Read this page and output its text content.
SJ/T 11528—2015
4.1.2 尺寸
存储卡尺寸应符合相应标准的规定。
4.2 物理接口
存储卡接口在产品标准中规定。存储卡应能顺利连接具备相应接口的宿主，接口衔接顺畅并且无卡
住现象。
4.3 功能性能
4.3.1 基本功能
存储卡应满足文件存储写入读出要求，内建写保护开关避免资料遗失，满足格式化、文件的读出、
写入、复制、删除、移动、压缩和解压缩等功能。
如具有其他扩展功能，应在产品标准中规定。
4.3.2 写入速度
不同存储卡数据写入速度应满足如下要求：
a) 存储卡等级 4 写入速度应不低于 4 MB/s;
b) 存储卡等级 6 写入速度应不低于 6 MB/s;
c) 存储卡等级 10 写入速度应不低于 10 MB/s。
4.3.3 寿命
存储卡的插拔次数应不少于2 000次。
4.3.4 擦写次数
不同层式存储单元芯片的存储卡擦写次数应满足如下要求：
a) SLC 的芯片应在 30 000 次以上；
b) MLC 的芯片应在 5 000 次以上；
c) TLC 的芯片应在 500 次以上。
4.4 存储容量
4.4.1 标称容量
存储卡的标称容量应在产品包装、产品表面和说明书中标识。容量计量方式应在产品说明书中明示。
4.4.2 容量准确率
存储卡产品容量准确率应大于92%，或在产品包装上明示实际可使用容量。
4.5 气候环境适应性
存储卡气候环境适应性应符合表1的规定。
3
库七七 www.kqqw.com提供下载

#### [Exercise directions]
Extract all lines from the data in which "写入速度应不低于" is found.

#### [Problem solution]
a) 存储卡等级 4 写入速度应不低于 4 MB/s;
b) 存储卡等级 6 写入速度应不低于 6 MB/s;
c) 存储卡等级 10 写入速度应不低于 10 MB/s。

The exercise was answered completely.